GIVEN TASK:
Leave out every picture, and restate word for word only the lines from the one containing "Read all visible content and emit it as JSON." through the end of the material.

Entries with figure data

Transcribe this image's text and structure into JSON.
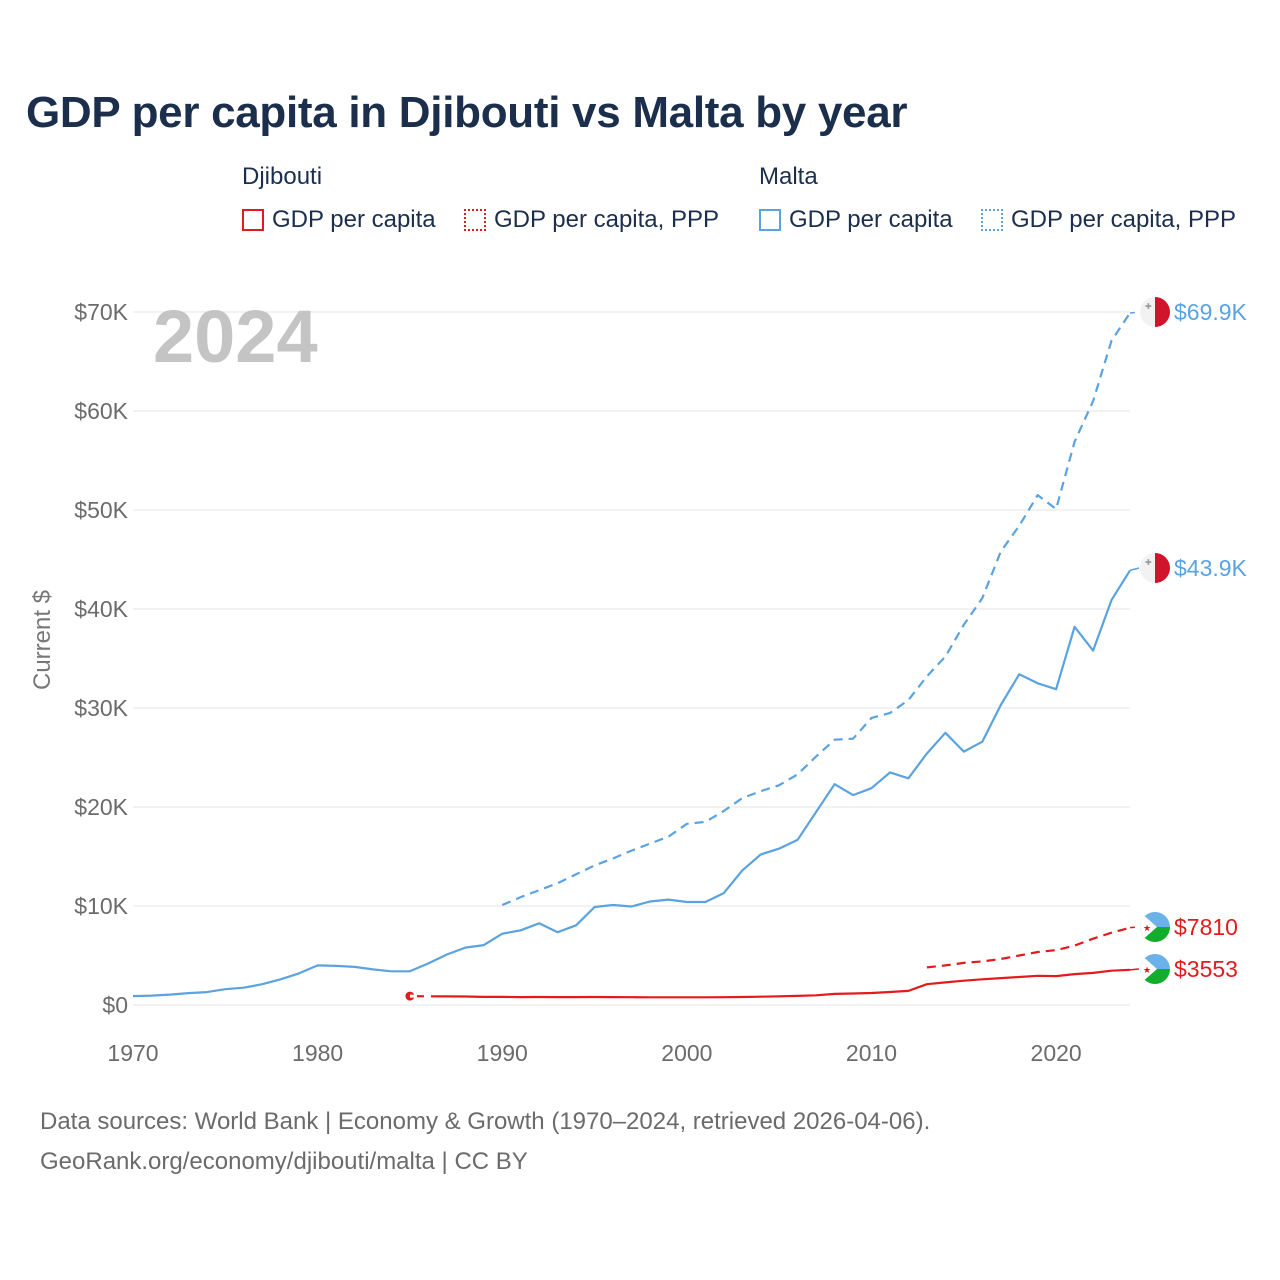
{
  "title": "GDP per capita in Djibouti vs Malta by year",
  "legend": {
    "groups": [
      {
        "name": "Djibouti",
        "color": "#e41a1c",
        "items": [
          {
            "label": "GDP per capita",
            "style": "solid"
          },
          {
            "label": "GDP per capita, PPP",
            "style": "dotted"
          }
        ]
      },
      {
        "name": "Malta",
        "color": "#5aa3e0",
        "items": [
          {
            "label": "GDP per capita",
            "style": "solid"
          },
          {
            "label": "GDP per capita, PPP",
            "style": "dotted"
          }
        ]
      }
    ]
  },
  "footer": {
    "line1": "Data sources: World Bank | Economy & Growth (1970–2024, retrieved 2026-04-06).",
    "line2": "GeoRank.org/economy/djibouti/malta | CC BY"
  },
  "chart_data": {
    "type": "line",
    "year_label": "2024",
    "ylabel": "Current $",
    "xlim": [
      1970,
      2024
    ],
    "ylim": [
      0,
      70000
    ],
    "x_ticks": [
      1970,
      1980,
      1990,
      2000,
      2010,
      2020
    ],
    "y_ticks": [
      {
        "value": 0,
        "label": "$0"
      },
      {
        "value": 10000,
        "label": "$10K"
      },
      {
        "value": 20000,
        "label": "$20K"
      },
      {
        "value": 30000,
        "label": "$30K"
      },
      {
        "value": 40000,
        "label": "$40K"
      },
      {
        "value": 50000,
        "label": "$50K"
      },
      {
        "value": 60000,
        "label": "$60K"
      },
      {
        "value": 70000,
        "label": "$70K"
      }
    ],
    "series": [
      {
        "name": "Malta GDP per capita, PPP",
        "country": "Malta",
        "color": "#5aa3e0",
        "dash": "dashed",
        "end_label": "$69.9K",
        "flag": "malta",
        "points": [
          [
            1990,
            10100
          ],
          [
            1991,
            10900
          ],
          [
            1992,
            11600
          ],
          [
            1993,
            12300
          ],
          [
            1994,
            13200
          ],
          [
            1995,
            14100
          ],
          [
            1996,
            14800
          ],
          [
            1997,
            15600
          ],
          [
            1998,
            16300
          ],
          [
            1999,
            17000
          ],
          [
            2000,
            18300
          ],
          [
            2001,
            18500
          ],
          [
            2002,
            19600
          ],
          [
            2003,
            20900
          ],
          [
            2004,
            21600
          ],
          [
            2005,
            22200
          ],
          [
            2006,
            23300
          ],
          [
            2007,
            25100
          ],
          [
            2008,
            26800
          ],
          [
            2009,
            26900
          ],
          [
            2010,
            29000
          ],
          [
            2011,
            29500
          ],
          [
            2012,
            30800
          ],
          [
            2013,
            33200
          ],
          [
            2014,
            35200
          ],
          [
            2015,
            38400
          ],
          [
            2016,
            41100
          ],
          [
            2017,
            45800
          ],
          [
            2018,
            48400
          ],
          [
            2019,
            51500
          ],
          [
            2020,
            50100
          ],
          [
            2021,
            56900
          ],
          [
            2022,
            61000
          ],
          [
            2023,
            67100
          ],
          [
            2024,
            69900
          ]
        ]
      },
      {
        "name": "Malta GDP per capita",
        "country": "Malta",
        "color": "#5aa3e0",
        "dash": "solid",
        "end_label": "$43.9K",
        "flag": "malta",
        "points": [
          [
            1970,
            900
          ],
          [
            1971,
            950
          ],
          [
            1972,
            1050
          ],
          [
            1973,
            1200
          ],
          [
            1974,
            1300
          ],
          [
            1975,
            1600
          ],
          [
            1976,
            1750
          ],
          [
            1977,
            2100
          ],
          [
            1978,
            2600
          ],
          [
            1979,
            3200
          ],
          [
            1980,
            4000
          ],
          [
            1981,
            3950
          ],
          [
            1982,
            3850
          ],
          [
            1983,
            3600
          ],
          [
            1984,
            3400
          ],
          [
            1985,
            3400
          ],
          [
            1986,
            4200
          ],
          [
            1987,
            5100
          ],
          [
            1988,
            5800
          ],
          [
            1989,
            6050
          ],
          [
            1990,
            7200
          ],
          [
            1991,
            7550
          ],
          [
            1992,
            8250
          ],
          [
            1993,
            7350
          ],
          [
            1994,
            8050
          ],
          [
            1995,
            9900
          ],
          [
            1996,
            10100
          ],
          [
            1997,
            9950
          ],
          [
            1998,
            10450
          ],
          [
            1999,
            10650
          ],
          [
            2000,
            10400
          ],
          [
            2001,
            10400
          ],
          [
            2002,
            11300
          ],
          [
            2003,
            13600
          ],
          [
            2004,
            15200
          ],
          [
            2005,
            15800
          ],
          [
            2006,
            16700
          ],
          [
            2007,
            19500
          ],
          [
            2008,
            22300
          ],
          [
            2009,
            21200
          ],
          [
            2010,
            21900
          ],
          [
            2011,
            23500
          ],
          [
            2012,
            22900
          ],
          [
            2013,
            25400
          ],
          [
            2014,
            27500
          ],
          [
            2015,
            25600
          ],
          [
            2016,
            26600
          ],
          [
            2017,
            30300
          ],
          [
            2018,
            33400
          ],
          [
            2019,
            32500
          ],
          [
            2020,
            31900
          ],
          [
            2021,
            38200
          ],
          [
            2022,
            35800
          ],
          [
            2023,
            40900
          ],
          [
            2024,
            43900
          ]
        ]
      },
      {
        "name": "Djibouti GDP per capita, PPP",
        "country": "Djibouti",
        "color": "#e41a1c",
        "dash": "dashed",
        "end_label": "$7810",
        "flag": "djibouti",
        "points": [
          [
            2013,
            3800
          ],
          [
            2014,
            4000
          ],
          [
            2015,
            4250
          ],
          [
            2016,
            4400
          ],
          [
            2017,
            4650
          ],
          [
            2018,
            5000
          ],
          [
            2019,
            5350
          ],
          [
            2020,
            5550
          ],
          [
            2021,
            6000
          ],
          [
            2022,
            6700
          ],
          [
            2023,
            7300
          ],
          [
            2024,
            7810
          ]
        ]
      },
      {
        "name": "Djibouti GDP per capita",
        "country": "Djibouti",
        "color": "#e41a1c",
        "dash": "solid",
        "end_label": "$3553",
        "flag": "djibouti",
        "start_dot": true,
        "points": [
          [
            1985,
            900
          ],
          [
            1986,
            880
          ],
          [
            1987,
            870
          ],
          [
            1988,
            860
          ],
          [
            1989,
            820
          ],
          [
            1990,
            820
          ],
          [
            1991,
            800
          ],
          [
            1992,
            810
          ],
          [
            1993,
            800
          ],
          [
            1994,
            800
          ],
          [
            1995,
            810
          ],
          [
            1996,
            800
          ],
          [
            1997,
            790
          ],
          [
            1998,
            780
          ],
          [
            1999,
            780
          ],
          [
            2000,
            780
          ],
          [
            2001,
            780
          ],
          [
            2002,
            790
          ],
          [
            2003,
            810
          ],
          [
            2004,
            840
          ],
          [
            2005,
            880
          ],
          [
            2006,
            920
          ],
          [
            2007,
            980
          ],
          [
            2008,
            1120
          ],
          [
            2009,
            1160
          ],
          [
            2010,
            1210
          ],
          [
            2011,
            1310
          ],
          [
            2012,
            1420
          ],
          [
            2013,
            2100
          ],
          [
            2014,
            2280
          ],
          [
            2015,
            2450
          ],
          [
            2016,
            2600
          ],
          [
            2017,
            2720
          ],
          [
            2018,
            2830
          ],
          [
            2019,
            2950
          ],
          [
            2020,
            2920
          ],
          [
            2021,
            3120
          ],
          [
            2022,
            3240
          ],
          [
            2023,
            3460
          ],
          [
            2024,
            3553
          ]
        ]
      }
    ]
  }
}
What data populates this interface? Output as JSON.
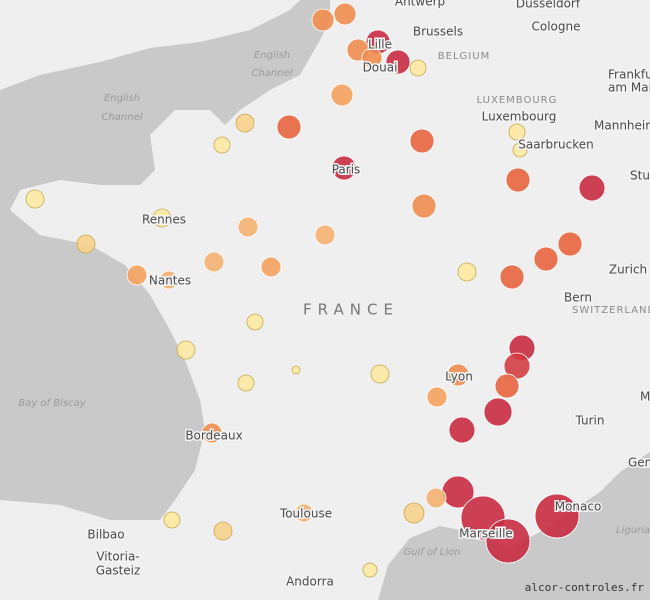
{
  "labels": [
    "Antwerp",
    "Düsseldorf",
    "Brussels",
    "Cologne",
    "Lille",
    "Douai",
    "BELGIUM",
    "Frankfurt",
    "am Main",
    "LUXEMBOURG",
    "Luxembourg",
    "Mannheim",
    "Saarbrucken",
    "Stuttgart",
    "Paris",
    "Rennes",
    "Nantes",
    "FRANCE",
    "Zurich",
    "Bern",
    "SWITZERLAND",
    "Lyon",
    "Turin",
    "M",
    "Bordeaux",
    "Gen",
    "Toulouse",
    "Monaco",
    "Marseille",
    "Bilbao",
    "Vitoria-",
    "Gasteiz",
    "Andorra",
    "English",
    "Channel",
    "English",
    "Channel",
    "Bay of Biscay",
    "Gulf of Lion",
    "Ligurian",
    "alcor-controles.fr"
  ]
}
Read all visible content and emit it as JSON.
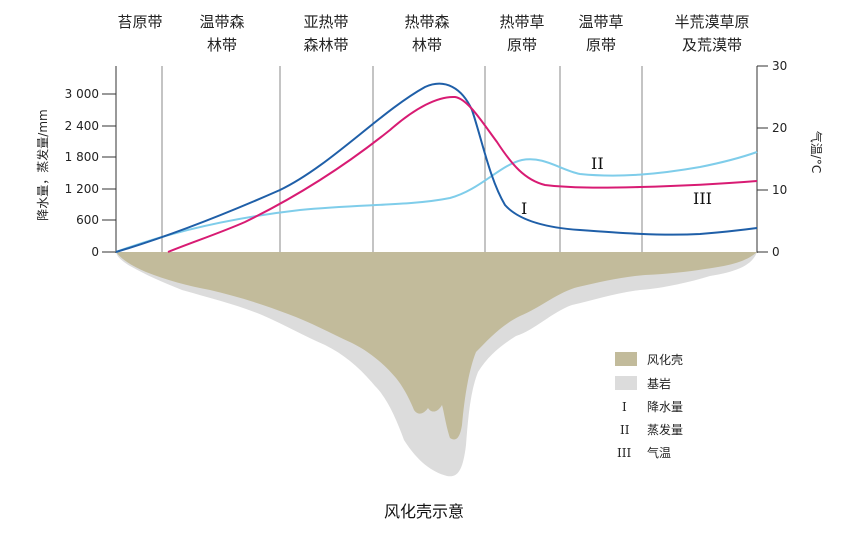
{
  "zones": [
    {
      "line1": "苔原带",
      "line2": ""
    },
    {
      "line1": "温带森",
      "line2": "林带"
    },
    {
      "line1": "亚热带",
      "line2": "森林带"
    },
    {
      "line1": "热带森",
      "line2": "林带"
    },
    {
      "line1": "热带草",
      "line2": "原带"
    },
    {
      "line1": "温带草",
      "line2": "原带"
    },
    {
      "line1": "半荒漠草原",
      "line2": "及荒漠带"
    }
  ],
  "left_axis": {
    "label": "降水量，蒸发量/mm",
    "ticks": [
      "3 000",
      "2 400",
      "1 800",
      "1 200",
      "600",
      "0"
    ]
  },
  "right_axis": {
    "label": "气温/°C",
    "ticks": [
      "30",
      "20",
      "10",
      "0"
    ]
  },
  "curve_labels": {
    "precipitation": "I",
    "evaporation": "II",
    "temperature": "III"
  },
  "legend": {
    "weathering_crust": "风化壳",
    "bedrock": "基岩",
    "precipitation_symbol": "I",
    "precipitation": "降水量",
    "evaporation_symbol": "II",
    "evaporation": "蒸发量",
    "temperature_symbol": "III",
    "temperature": "气温"
  },
  "caption": "风化壳示意",
  "colors": {
    "precipitation": "#1f5fa8",
    "evaporation": "#7fcdea",
    "temperature": "#d81b73",
    "weathering_crust": "#c2bb9b",
    "bedrock": "#dcdcdc"
  }
}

TASK OUTPUT:
Read all visible content and emit it as JSON.
{
  "zones": [
    {
      "line1": "苔原带",
      "line2": ""
    },
    {
      "line1": "温带森",
      "line2": "林带"
    },
    {
      "line1": "亚热带",
      "line2": "森林带"
    },
    {
      "line1": "热带森",
      "line2": "林带"
    },
    {
      "line1": "热带草",
      "line2": "原带"
    },
    {
      "line1": "温带草",
      "line2": "原带"
    },
    {
      "line1": "半荒漠草原",
      "line2": "及荒漠带"
    }
  ],
  "left_axis": {
    "label": "降水量，蒸发量/mm",
    "ticks": [
      "3 000",
      "2 400",
      "1 800",
      "1 200",
      "600",
      "0"
    ]
  },
  "right_axis": {
    "label": "气温/°C",
    "ticks": [
      "30",
      "20",
      "10",
      "0"
    ]
  },
  "curve_labels": {
    "precipitation": "I",
    "evaporation": "II",
    "temperature": "III"
  },
  "legend": {
    "weathering_crust": "风化壳",
    "bedrock": "基岩",
    "precipitation_symbol": "I",
    "precipitation": "降水量",
    "evaporation_symbol": "II",
    "evaporation": "蒸发量",
    "temperature_symbol": "III",
    "temperature": "气温"
  },
  "caption": "风化壳示意",
  "colors": {
    "precipitation": "#1f5fa8",
    "evaporation": "#7fcdea",
    "temperature": "#d81b73",
    "weathering_crust": "#c2bb9b",
    "bedrock": "#dcdcdc"
  }
}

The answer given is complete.